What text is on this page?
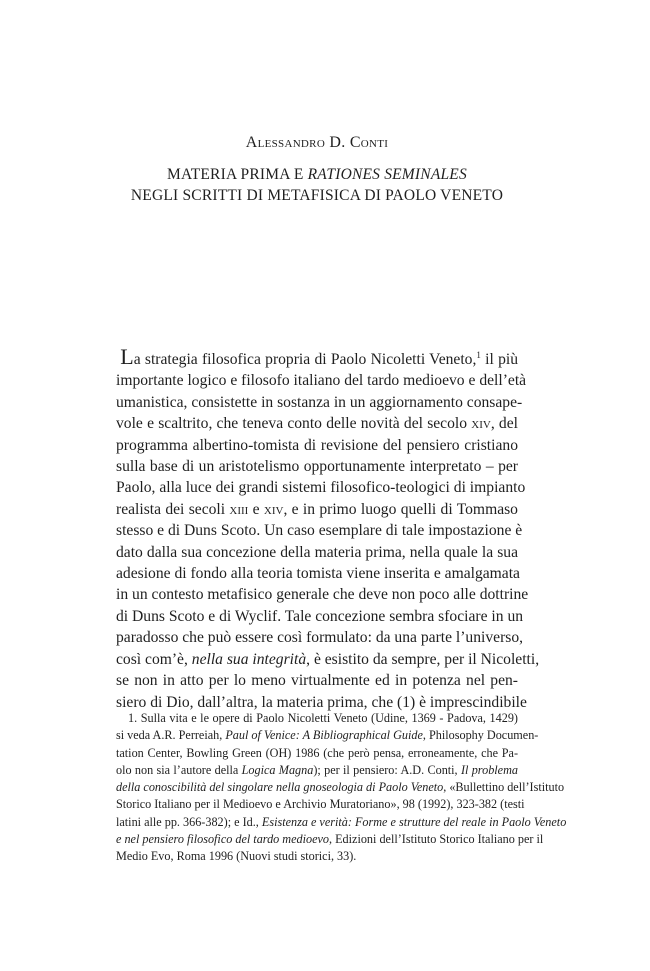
Alessandro D. Conti
MATERIA PRIMA E RATIONES SEMINALES
NEGLI SCRITTI DI METAFISICA DI PAOLO VENETO
La strategia filosofica propria di Paolo Nicoletti Veneto,$^1$ il più
importante logico e filosofo italiano del tardo medioevo e dell’età
umanistica, consistette in sostanza in un aggiornamento consape-
vole e scaltrito, che teneva conto delle novità del secolo xiv, del
programma albertino-tomista di revisione del pensiero cristiano
sulla base di un aristotelismo opportunamente interpretato – per
Paolo, alla luce dei grandi sistemi filosofico-teologici di impianto
realista dei secoli xiii e xiv, e in primo luogo quelli di Tommaso
stesso e di Duns Scoto. Un caso esemplare di tale impostazione è
dato dalla sua concezione della materia prima, nella quale la sua
adesione di fondo alla teoria tomista viene inserita e amalgamata
in un contesto metafisico generale che deve non poco alle dottrine
di Duns Scoto e di Wyclif. Tale concezione sembra sfociare in un
paradosso che può essere così formulato: da una parte l’universo,
così com’è, nella sua integrità, è esistito da sempre, per il Nicoletti,
se non in atto per lo meno virtualmente ed in potenza nel pen-
siero di Dio, dall’altra, la materia prima, che (1) è imprescindibile
1. Sulla vita e le opere di Paolo Nicoletti Veneto (Udine, 1369 - Padova, 1429)
si veda A.R. Perreiah, Paul of Venice: A Bibliographical Guide, Philosophy Documen-
tation Center, Bowling Green (OH) 1986 (che però pensa, erroneamente, che Pa-
olo non sia l’autore della Logica Magna); per il pensiero: A.D. Conti, Il problema
della conoscibilità del singolare nella gnoseologia di Paolo Veneto, «Bullettino dell’Istituto
Storico Italiano per il Medioevo e Archivio Muratoriano», 98 (1992), 323-382 (testi
latini alle pp. 366-382); e Id., Esistenza e verità: Forme e strutture del reale in Paolo Veneto
e nel pensiero filosofico del tardo medioevo, Edizioni dell’Istituto Storico Italiano per il
Medio Evo, Roma 1996 (Nuovi studi storici, 33).
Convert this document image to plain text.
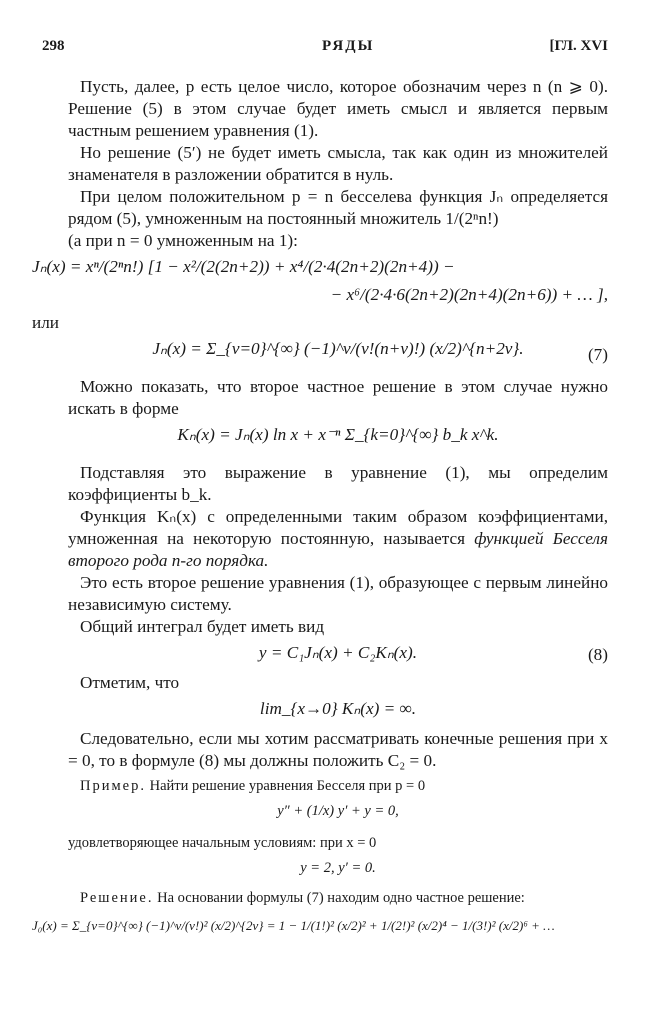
298	РЯДЫ	[ГЛ. XVI

Пусть, далее, p есть целое число, которое обозначим через n (n ⩾ 0). Решение (5) в этом случае будет иметь смысл и является первым частным решением уравнения (1).

Но решение (5′) не будет иметь смысла, так как один из множителей знаменателя в разложении обратится в нуль.

При целом положительном p = n бесселева функция Jₙ определяется рядом (5), умноженным на постоянный множитель 1/(2ⁿn!)

(а при n = 0 умноженным на 1):

Jₙ(x) = xⁿ/(2ⁿn!) [1 − x²/(2(2n+2)) + x⁴/(2·4(2n+2)(2n+4)) −
− x⁶/(2·4·6(2n+2)(2n+4)(2n+6)) + … ],

или

Jₙ(x) = Σ_{ν=0}^{∞} (−1)^ν/(ν!(n+ν)!) (x/2)^{n+2ν}.	(7)

Можно показать, что второе частное решение в этом случае нужно искать в форме

Kₙ(x) = Jₙ(x) ln x + x⁻ⁿ Σ_{k=0}^{∞} b_k x^k.

Подставляя это выражение в уравнение (1), мы определим коэффициенты b_k.

Функция Kₙ(x) с определенными таким образом коэффициентами, умноженная на некоторую постоянную, называется функцией Бесселя второго рода n-го порядка.

Это есть второе решение уравнения (1), образующее с первым линейно независимую систему.

Общий интеграл будет иметь вид

y = C₁Jₙ(x) + C₂Kₙ(x).	(8)

Отметим, что

lim_{x→0} Kₙ(x) = ∞.

Следовательно, если мы хотим рассматривать конечные решения при x = 0, то в формуле (8) мы должны положить C₂ = 0.

Пример. Найти решение уравнения Бесселя при p = 0

y″ + (1/x) y′ + y = 0,

удовлетворяющее начальным условиям: при x = 0

y = 2, y′ = 0.

Решение. На основании формулы (7) находим одно частное решение:

J₀(x) = Σ_{ν=0}^{∞} (−1)^ν/(ν!)² (x/2)^{2ν} = 1 − 1/(1!)² (x/2)² + 1/(2!)² (x/2)⁴ − 1/(3!)² (x/2)⁶ + …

──────

In the copy, include all records verbatim but no images.

### THE REPLY
What text is on this page?
Alessandro D. Conti
MATERIA PRIMA E RATIONES SEMINALES
NEGLI SCRITTI DI METAFISICA DI PAOLO VENETO
La strategia filosofica propria di Paolo Nicoletti Veneto,$^1$ il più
importante logico e filosofo italiano del tardo medioevo e dell’età
umanistica, consistette in sostanza in un aggiornamento consape-
vole e scaltrito, che teneva conto delle novità del secolo xiv, del
programma albertino-tomista di revisione del pensiero cristiano
sulla base di un aristotelismo opportunamente interpretato – per
Paolo, alla luce dei grandi sistemi filosofico-teologici di impianto
realista dei secoli xiii e xiv, e in primo luogo quelli di Tommaso
stesso e di Duns Scoto. Un caso esemplare di tale impostazione è
dato dalla sua concezione della materia prima, nella quale la sua
adesione di fondo alla teoria tomista viene inserita e amalgamata
in un contesto metafisico generale che deve non poco alle dottrine
di Duns Scoto e di Wyclif. Tale concezione sembra sfociare in un
paradosso che può essere così formulato: da una parte l’universo,
così com’è, nella sua integrità, è esistito da sempre, per il Nicoletti,
se non in atto per lo meno virtualmente ed in potenza nel pen-
siero di Dio, dall’altra, la materia prima, che (1) è imprescindibile
1. Sulla vita e le opere di Paolo Nicoletti Veneto (Udine, 1369 - Padova, 1429)
si veda A.R. Perreiah, Paul of Venice: A Bibliographical Guide, Philosophy Documen-
tation Center, Bowling Green (OH) 1986 (che però pensa, erroneamente, che Pa-
olo non sia l’autore della Logica Magna); per il pensiero: A.D. Conti, Il problema
della conoscibilità del singolare nella gnoseologia di Paolo Veneto, «Bullettino dell’Istituto
Storico Italiano per il Medioevo e Archivio Muratoriano», 98 (1992), 323-382 (testi
latini alle pp. 366-382); e Id., Esistenza e verità: Forme e strutture del reale in Paolo Veneto
e nel pensiero filosofico del tardo medioevo, Edizioni dell’Istituto Storico Italiano per il
Medio Evo, Roma 1996 (Nuovi studi storici, 33).
Convert this document image to plain text.
298	РЯДЫ	[ГЛ. XVI

Пусть, далее, p есть целое число, которое обозначим через n (n ⩾ 0). Решение (5) в этом случае будет иметь смысл и является первым частным решением уравнения (1).

Но решение (5′) не будет иметь смысла, так как один из множителей знаменателя в разложении обратится в нуль.

При целом положительном p = n бесселева функция Jₙ определяется рядом (5), умноженным на постоянный множитель 1/(2ⁿn!)

(а при n = 0 умноженным на 1):

Jₙ(x) = xⁿ/(2ⁿn!) [1 − x²/(2(2n+2)) + x⁴/(2·4(2n+2)(2n+4)) −
− x⁶/(2·4·6(2n+2)(2n+4)(2n+6)) + … ],

или

Jₙ(x) = Σ_{ν=0}^{∞} (−1)^ν/(ν!(n+ν)!) (x/2)^{n+2ν}.	(7)

Можно показать, что второе частное решение в этом случае нужно искать в форме

Kₙ(x) = Jₙ(x) ln x + x⁻ⁿ Σ_{k=0}^{∞} b_k x^k.

Подставляя это выражение в уравнение (1), мы определим коэффициенты b_k.

Функция Kₙ(x) с определенными таким образом коэффициентами, умноженная на некоторую постоянную, называется функцией Бесселя второго рода n-го порядка.

Это есть второе решение уравнения (1), образующее с первым линейно независимую систему.

Общий интеграл будет иметь вид

y = C₁Jₙ(x) + C₂Kₙ(x).	(8)

Отметим, что

lim_{x→0} Kₙ(x) = ∞.

Следовательно, если мы хотим рассматривать конечные решения при x = 0, то в формуле (8) мы должны положить C₂ = 0.

Пример. Найти решение уравнения Бесселя при p = 0

y″ + (1/x) y′ + y = 0,

удовлетворяющее начальным условиям: при x = 0

y = 2, y′ = 0.

Решение. На основании формулы (7) находим одно частное решение:

J₀(x) = Σ_{ν=0}^{∞} (−1)^ν/(ν!)² (x/2)^{2ν} = 1 − 1/(1!)² (x/2)² + 1/(2!)² (x/2)⁴ − 1/(3!)² (x/2)⁶ + …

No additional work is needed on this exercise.